_Reading text_
The simple answer to your question is: you can't. using is pure syntactic sugar. A typical using statement:

using (MyDisposableClass a = GetMyDisposableClass())
{
   // ...
}

Gets translated directly into this:

MyDisposableClass a = null;
try {
    a = GetMyDisposableClass();
    // ...
}
finally {
    if (a != null) a.Dispose();
}

In general, in .NET you can't know from whence your code has been called much beyond the function level by reflecting the callstack. The StackFrame object from [System.Diagnostics][1] will tell you the IL offset for the current method, so I suppose if you are really determined you could take apart the IL for the current method and try and figure out where you are within any try/finally code, but that's sounding really flimsy and gross to me.

What on earth are you trying to do that you feel you must manage it like this?

_Extracted material_
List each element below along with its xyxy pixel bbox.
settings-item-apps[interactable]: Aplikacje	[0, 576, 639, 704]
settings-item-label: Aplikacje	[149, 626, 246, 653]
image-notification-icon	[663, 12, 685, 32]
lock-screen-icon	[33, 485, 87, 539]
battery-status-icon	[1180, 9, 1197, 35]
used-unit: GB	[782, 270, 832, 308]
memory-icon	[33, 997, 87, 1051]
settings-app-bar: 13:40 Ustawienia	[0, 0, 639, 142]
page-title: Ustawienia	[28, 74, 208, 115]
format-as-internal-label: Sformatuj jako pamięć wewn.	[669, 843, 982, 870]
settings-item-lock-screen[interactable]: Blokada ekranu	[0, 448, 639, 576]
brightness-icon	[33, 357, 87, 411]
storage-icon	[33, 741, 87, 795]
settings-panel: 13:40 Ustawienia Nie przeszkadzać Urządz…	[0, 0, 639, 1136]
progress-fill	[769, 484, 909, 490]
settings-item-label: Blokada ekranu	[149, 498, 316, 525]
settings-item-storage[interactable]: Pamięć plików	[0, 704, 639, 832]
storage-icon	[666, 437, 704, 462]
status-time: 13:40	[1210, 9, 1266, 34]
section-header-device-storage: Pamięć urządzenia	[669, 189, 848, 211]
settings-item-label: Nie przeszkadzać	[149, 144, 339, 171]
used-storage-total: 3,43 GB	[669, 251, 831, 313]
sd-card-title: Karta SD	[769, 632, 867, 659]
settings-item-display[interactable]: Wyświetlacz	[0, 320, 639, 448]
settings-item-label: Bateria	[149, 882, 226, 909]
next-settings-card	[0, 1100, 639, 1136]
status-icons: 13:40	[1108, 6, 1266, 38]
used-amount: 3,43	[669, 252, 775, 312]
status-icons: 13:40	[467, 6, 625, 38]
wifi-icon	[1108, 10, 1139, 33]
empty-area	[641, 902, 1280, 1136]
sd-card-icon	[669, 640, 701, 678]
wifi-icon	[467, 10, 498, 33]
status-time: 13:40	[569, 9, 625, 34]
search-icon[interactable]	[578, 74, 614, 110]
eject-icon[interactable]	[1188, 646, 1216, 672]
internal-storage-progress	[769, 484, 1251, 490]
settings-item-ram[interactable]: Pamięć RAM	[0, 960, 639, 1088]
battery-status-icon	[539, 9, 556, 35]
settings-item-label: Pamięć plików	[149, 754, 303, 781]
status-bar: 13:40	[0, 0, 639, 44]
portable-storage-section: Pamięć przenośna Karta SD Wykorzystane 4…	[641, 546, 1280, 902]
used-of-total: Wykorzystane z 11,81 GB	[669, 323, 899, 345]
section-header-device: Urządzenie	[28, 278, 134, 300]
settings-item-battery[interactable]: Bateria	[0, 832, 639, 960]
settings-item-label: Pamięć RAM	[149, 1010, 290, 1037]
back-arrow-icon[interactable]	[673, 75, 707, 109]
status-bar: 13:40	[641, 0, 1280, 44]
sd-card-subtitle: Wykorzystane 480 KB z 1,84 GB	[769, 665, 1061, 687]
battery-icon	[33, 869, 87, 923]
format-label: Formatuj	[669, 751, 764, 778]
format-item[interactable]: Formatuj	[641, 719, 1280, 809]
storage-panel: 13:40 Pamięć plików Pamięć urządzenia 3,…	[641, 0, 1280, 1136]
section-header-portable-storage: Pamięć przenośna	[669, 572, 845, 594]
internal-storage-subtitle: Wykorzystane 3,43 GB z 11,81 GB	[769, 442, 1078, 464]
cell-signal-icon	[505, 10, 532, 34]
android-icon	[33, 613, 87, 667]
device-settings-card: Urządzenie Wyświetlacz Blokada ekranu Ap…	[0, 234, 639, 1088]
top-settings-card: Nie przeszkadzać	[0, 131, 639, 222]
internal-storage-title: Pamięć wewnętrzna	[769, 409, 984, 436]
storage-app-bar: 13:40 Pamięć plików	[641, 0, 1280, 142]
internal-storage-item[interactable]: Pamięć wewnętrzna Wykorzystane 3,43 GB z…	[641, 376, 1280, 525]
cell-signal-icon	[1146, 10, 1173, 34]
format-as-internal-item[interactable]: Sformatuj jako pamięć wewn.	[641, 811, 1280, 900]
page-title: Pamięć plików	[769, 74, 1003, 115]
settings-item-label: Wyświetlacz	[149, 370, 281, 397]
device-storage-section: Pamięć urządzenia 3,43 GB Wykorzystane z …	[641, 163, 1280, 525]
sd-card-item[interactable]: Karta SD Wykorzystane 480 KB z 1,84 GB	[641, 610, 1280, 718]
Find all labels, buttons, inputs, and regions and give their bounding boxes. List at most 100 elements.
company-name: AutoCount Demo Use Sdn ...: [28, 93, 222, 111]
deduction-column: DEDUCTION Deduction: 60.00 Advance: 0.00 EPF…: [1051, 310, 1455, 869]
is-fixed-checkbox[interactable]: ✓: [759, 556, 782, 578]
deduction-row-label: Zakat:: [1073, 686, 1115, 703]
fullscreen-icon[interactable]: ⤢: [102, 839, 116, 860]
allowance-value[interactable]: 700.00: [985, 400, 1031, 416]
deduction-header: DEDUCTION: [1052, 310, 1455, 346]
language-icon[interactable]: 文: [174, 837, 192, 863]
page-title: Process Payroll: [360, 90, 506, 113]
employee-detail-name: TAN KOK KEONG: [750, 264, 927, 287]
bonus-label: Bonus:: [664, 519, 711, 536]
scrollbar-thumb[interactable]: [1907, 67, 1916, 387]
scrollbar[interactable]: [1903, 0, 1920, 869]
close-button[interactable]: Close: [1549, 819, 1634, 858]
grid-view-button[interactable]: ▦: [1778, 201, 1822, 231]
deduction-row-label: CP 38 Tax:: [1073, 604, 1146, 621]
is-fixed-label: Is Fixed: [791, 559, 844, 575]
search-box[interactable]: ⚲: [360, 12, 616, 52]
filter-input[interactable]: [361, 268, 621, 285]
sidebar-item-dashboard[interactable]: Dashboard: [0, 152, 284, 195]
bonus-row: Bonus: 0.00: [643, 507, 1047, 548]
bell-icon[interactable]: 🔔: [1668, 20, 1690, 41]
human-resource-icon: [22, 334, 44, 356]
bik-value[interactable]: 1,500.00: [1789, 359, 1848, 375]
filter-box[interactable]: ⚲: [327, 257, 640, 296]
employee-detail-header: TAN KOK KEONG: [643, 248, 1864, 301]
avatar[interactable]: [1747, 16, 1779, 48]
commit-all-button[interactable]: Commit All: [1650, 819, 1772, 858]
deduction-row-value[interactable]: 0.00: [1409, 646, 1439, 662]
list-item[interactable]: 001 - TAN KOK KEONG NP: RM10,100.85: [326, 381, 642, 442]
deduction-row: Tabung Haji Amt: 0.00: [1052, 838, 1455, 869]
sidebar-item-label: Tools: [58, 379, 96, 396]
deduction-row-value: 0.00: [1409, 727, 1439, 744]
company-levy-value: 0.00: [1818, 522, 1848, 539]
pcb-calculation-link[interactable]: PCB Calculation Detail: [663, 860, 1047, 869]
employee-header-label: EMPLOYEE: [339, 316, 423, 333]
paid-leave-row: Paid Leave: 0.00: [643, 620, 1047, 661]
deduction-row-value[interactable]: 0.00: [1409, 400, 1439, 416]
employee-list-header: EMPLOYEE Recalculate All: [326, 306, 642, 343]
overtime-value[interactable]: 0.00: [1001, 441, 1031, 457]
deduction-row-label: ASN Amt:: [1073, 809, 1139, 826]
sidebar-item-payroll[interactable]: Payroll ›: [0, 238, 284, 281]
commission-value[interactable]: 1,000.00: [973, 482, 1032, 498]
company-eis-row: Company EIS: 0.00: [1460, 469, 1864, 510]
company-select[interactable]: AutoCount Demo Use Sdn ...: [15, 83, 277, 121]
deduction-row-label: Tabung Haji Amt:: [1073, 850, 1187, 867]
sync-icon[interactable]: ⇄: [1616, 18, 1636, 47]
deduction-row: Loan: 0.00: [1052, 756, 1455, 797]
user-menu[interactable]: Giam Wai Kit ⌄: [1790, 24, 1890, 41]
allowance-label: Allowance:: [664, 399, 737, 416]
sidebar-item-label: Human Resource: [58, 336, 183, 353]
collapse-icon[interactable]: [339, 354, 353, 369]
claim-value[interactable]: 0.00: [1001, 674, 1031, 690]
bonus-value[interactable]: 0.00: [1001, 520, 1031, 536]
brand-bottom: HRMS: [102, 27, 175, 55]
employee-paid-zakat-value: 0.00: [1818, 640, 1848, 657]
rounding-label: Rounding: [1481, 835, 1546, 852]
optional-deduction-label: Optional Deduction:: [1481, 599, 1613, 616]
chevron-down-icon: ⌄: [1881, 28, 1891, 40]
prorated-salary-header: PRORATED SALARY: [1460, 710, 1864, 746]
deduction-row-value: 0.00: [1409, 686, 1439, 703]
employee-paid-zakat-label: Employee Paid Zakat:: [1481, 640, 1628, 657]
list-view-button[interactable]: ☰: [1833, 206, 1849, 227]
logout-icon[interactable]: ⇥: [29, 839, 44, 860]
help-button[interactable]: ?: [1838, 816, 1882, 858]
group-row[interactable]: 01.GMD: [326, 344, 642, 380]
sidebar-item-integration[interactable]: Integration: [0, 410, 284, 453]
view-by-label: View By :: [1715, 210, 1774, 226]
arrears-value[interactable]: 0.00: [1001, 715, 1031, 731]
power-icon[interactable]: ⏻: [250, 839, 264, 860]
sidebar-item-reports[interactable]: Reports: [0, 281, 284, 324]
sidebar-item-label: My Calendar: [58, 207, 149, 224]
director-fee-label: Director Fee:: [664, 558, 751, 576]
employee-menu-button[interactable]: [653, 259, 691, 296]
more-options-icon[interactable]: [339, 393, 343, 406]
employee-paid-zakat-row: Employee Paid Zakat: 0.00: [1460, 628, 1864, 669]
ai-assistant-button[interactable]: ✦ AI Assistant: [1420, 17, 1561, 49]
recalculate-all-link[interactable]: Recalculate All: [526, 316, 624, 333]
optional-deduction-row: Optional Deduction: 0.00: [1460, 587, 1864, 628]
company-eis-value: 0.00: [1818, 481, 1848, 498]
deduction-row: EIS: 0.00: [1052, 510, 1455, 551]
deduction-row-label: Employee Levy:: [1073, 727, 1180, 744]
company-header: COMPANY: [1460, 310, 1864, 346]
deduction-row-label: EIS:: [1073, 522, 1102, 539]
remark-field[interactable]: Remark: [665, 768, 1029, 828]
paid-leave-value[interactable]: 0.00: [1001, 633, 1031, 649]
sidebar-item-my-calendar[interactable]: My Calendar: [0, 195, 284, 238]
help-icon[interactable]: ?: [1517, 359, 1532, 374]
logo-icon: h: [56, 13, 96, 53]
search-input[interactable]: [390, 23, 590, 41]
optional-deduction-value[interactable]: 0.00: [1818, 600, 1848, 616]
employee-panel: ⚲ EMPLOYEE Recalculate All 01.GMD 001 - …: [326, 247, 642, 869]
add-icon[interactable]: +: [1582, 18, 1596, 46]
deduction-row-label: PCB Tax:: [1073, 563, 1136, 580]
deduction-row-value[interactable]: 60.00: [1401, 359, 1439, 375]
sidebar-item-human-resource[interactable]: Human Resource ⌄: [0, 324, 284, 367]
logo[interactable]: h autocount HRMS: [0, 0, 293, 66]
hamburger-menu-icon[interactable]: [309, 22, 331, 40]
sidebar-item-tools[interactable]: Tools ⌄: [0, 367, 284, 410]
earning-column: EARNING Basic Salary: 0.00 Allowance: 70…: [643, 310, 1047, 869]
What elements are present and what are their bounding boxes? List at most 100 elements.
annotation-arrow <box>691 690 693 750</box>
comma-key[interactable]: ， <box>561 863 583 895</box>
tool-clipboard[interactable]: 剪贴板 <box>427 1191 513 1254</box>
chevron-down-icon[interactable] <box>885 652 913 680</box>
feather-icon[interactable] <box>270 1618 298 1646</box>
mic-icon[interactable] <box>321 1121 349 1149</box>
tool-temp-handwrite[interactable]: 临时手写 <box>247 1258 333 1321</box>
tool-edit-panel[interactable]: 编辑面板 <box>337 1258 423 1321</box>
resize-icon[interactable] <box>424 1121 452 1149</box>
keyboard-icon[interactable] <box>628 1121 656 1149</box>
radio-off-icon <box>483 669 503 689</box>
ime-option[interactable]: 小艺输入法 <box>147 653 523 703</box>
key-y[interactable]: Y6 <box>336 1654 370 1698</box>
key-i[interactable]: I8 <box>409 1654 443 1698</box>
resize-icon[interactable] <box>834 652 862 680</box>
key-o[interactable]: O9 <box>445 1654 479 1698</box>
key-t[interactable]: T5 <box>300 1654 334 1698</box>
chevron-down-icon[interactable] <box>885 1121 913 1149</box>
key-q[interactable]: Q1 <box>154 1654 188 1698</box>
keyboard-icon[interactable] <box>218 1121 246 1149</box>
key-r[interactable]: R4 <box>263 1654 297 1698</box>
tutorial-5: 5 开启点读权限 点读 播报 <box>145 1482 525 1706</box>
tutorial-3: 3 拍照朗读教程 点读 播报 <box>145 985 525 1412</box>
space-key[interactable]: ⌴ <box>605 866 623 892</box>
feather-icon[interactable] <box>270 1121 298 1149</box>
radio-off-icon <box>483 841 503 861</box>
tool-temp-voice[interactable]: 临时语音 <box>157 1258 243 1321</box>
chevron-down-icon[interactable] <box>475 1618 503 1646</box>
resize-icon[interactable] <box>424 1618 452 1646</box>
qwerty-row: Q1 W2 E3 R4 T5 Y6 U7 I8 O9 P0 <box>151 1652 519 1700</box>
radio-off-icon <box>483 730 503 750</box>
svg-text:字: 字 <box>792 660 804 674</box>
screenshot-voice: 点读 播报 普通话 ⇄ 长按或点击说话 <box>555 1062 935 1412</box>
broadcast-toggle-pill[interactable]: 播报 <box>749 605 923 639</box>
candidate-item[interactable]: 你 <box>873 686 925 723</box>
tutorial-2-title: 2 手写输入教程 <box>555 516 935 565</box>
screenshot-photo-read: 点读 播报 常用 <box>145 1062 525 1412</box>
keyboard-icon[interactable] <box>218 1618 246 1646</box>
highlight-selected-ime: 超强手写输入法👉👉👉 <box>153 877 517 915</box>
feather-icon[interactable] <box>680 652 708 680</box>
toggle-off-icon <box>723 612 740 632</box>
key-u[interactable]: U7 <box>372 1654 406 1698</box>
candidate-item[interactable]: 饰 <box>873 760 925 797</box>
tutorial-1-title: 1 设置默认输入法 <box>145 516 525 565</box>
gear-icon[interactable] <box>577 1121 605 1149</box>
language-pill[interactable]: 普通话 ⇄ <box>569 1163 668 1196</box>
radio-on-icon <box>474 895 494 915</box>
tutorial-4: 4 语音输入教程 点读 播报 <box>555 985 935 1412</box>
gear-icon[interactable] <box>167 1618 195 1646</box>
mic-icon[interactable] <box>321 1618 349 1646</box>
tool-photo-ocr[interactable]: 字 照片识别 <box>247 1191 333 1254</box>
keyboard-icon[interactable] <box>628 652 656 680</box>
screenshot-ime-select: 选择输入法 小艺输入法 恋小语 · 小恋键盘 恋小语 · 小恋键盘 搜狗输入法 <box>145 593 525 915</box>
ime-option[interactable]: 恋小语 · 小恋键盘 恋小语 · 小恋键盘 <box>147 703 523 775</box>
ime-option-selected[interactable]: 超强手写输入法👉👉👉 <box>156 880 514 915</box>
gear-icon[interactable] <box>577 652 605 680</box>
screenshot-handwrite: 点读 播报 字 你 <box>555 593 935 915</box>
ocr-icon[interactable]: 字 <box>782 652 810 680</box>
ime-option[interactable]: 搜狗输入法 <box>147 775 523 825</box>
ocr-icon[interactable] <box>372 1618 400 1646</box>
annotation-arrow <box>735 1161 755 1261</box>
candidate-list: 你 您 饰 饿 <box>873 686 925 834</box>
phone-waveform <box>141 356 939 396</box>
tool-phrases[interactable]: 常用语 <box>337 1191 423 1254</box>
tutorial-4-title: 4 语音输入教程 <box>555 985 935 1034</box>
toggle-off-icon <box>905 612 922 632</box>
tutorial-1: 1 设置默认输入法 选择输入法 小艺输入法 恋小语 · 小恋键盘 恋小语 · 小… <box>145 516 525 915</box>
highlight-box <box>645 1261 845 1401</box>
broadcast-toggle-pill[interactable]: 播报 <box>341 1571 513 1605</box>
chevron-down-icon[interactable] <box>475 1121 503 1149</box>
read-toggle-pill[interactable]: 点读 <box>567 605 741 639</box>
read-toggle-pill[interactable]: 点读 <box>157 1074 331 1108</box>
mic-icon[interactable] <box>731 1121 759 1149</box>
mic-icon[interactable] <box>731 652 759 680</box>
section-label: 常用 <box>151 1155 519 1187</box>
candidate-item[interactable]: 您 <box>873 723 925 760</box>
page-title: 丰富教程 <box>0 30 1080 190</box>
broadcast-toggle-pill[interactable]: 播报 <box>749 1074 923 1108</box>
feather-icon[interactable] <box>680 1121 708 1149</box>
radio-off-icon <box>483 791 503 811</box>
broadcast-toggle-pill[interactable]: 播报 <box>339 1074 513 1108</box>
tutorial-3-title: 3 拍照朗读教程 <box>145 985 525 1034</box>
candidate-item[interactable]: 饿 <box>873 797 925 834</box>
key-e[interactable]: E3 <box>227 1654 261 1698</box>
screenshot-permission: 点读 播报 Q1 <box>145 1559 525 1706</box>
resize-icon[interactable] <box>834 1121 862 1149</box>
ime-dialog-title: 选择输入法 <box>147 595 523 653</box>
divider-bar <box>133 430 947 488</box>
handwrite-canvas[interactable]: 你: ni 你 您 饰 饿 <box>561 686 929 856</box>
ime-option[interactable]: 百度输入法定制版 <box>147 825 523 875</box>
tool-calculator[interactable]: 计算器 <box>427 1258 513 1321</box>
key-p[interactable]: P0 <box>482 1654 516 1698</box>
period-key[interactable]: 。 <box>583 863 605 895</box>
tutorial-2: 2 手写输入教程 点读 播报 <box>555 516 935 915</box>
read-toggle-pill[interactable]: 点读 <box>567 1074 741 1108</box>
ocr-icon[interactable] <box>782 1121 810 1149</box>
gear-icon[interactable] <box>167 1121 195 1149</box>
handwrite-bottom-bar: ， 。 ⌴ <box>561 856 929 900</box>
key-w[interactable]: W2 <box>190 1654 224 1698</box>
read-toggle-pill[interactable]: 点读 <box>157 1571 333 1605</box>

_Activity_
Reproduce the passage of the answer about the C# using statement, starting with "MyDisposableClass a = null;" and going on through "gross to me.". The records are material of their own and have no connection to the text.

_Response to this exercise_
MyDisposableClass a = null;
try {
    a = GetMyDisposableClass();
    // ...
}
finally {
    if (a != null) a.Dispose();
}

In general, in .NET you can't know from whence your code has been called much beyond the function level by reflecting the callstack. The StackFrame object from [System.Diagnostics][1] will tell you the IL offset for the current method, so I suppose if you are really determined you could take apart the IL for the current method and try and figure out where you are within any try/finally code, but that's sounding really flimsy and gross to me.